• Record list:
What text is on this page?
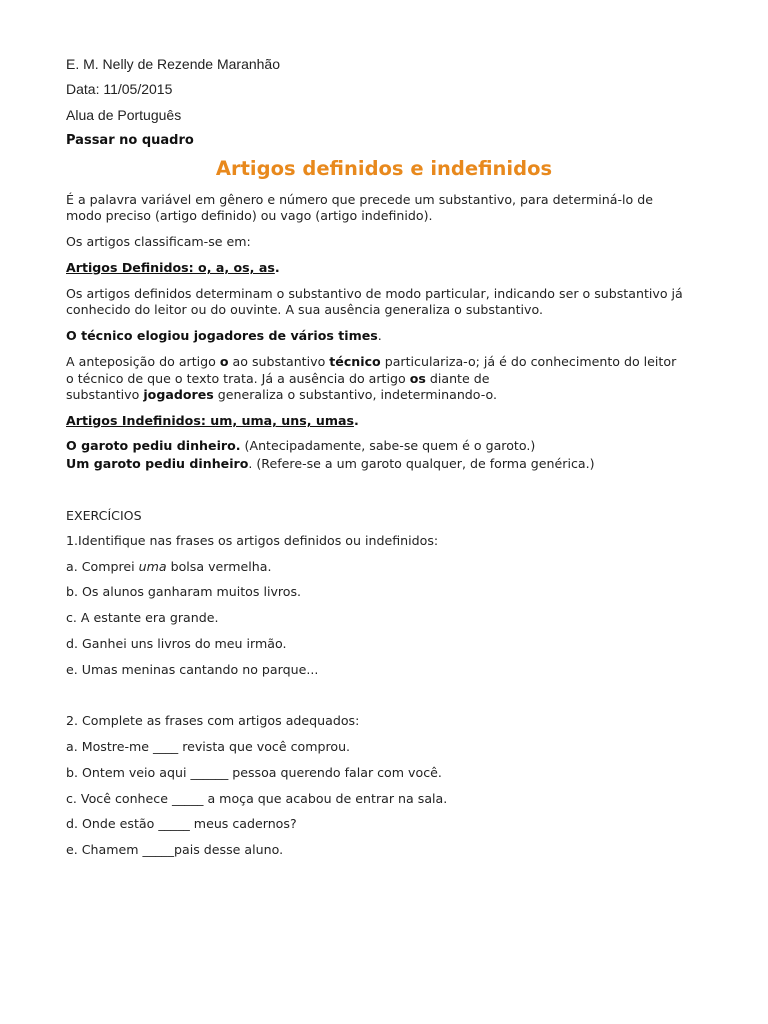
E. M. Nelly de Rezende Maranhão

Data: 11/05/2015

Alua de Português

Passar no quadro

Artigos definidos e indefinidos

É a palavra variável em gênero e número que precede um substantivo, para determiná-lo de

modo preciso (artigo definido) ou vago (artigo indefinido).

Os artigos classificam-se em:

Artigos Definidos: o, a, os, as.

Os artigos definidos determinam o substantivo de modo particular, indicando ser o substantivo já

conhecido do leitor ou do ouvinte. A sua ausência generaliza o substantivo.

O técnico elogiou jogadores de vários times.

A anteposição do artigo o ao substantivo técnico particulariza-o; já é do conhecimento do leitor

o técnico de que o texto trata. Já a ausência do artigo os diante de

substantivo jogadores generaliza o substantivo, indeterminando-o.

Artigos Indefinidos: um, uma, uns, umas.

O garoto pediu dinheiro. (Antecipadamente, sabe-se quem é o garoto.)

Um garoto pediu dinheiro. (Refere-se a um garoto qualquer, de forma genérica.)

EXERCÍCIOS

1.Identifique nas frases os artigos definidos ou indefinidos:

a. Comprei uma bolsa vermelha.

b. Os alunos ganharam muitos livros.

c. A estante era grande.

d. Ganhei uns livros do meu irmão.

e. Umas meninas cantando no parque...

2. Complete as frases com artigos adequados:

a. Mostre-me ____ revista que você comprou.

b. Ontem veio aqui ______ pessoa querendo falar com você.

c. Você conhece _____ a moça que acabou de entrar na sala.

d. Onde estão _____ meus cadernos?

e. Chamem _____pais desse aluno.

• Task directions: Can the entries above be repeated exactly, without their pictures?

• Result of the task:
What text is on this page?
E. M. Nelly de Rezende Maranhão

Data: 11/05/2015

Alua de Português

Passar no quadro

Artigos definidos e indefinidos

É a palavra variável em gênero e número que precede um substantivo, para determiná-lo de

modo preciso (artigo definido) ou vago (artigo indefinido).

Os artigos classificam-se em:

Artigos Definidos: o, a, os, as.

Os artigos definidos determinam o substantivo de modo particular, indicando ser o substantivo já

conhecido do leitor ou do ouvinte. A sua ausência generaliza o substantivo.

O técnico elogiou jogadores de vários times.

A anteposição do artigo o ao substantivo técnico particulariza-o; já é do conhecimento do leitor

o técnico de que o texto trata. Já a ausência do artigo os diante de

substantivo jogadores generaliza o substantivo, indeterminando-o.

Artigos Indefinidos: um, uma, uns, umas.

O garoto pediu dinheiro. (Antecipadamente, sabe-se quem é o garoto.)

Um garoto pediu dinheiro. (Refere-se a um garoto qualquer, de forma genérica.)

EXERCÍCIOS

1.Identifique nas frases os artigos definidos ou indefinidos:

a. Comprei uma bolsa vermelha.

b. Os alunos ganharam muitos livros.

c. A estante era grande.

d. Ganhei uns livros do meu irmão.

e. Umas meninas cantando no parque...

2. Complete as frases com artigos adequados:

a. Mostre-me ____ revista que você comprou.

b. Ontem veio aqui ______ pessoa querendo falar com você.

c. Você conhece _____ a moça que acabou de entrar na sala.

d. Onde estão _____ meus cadernos?

e. Chamem _____pais desse aluno.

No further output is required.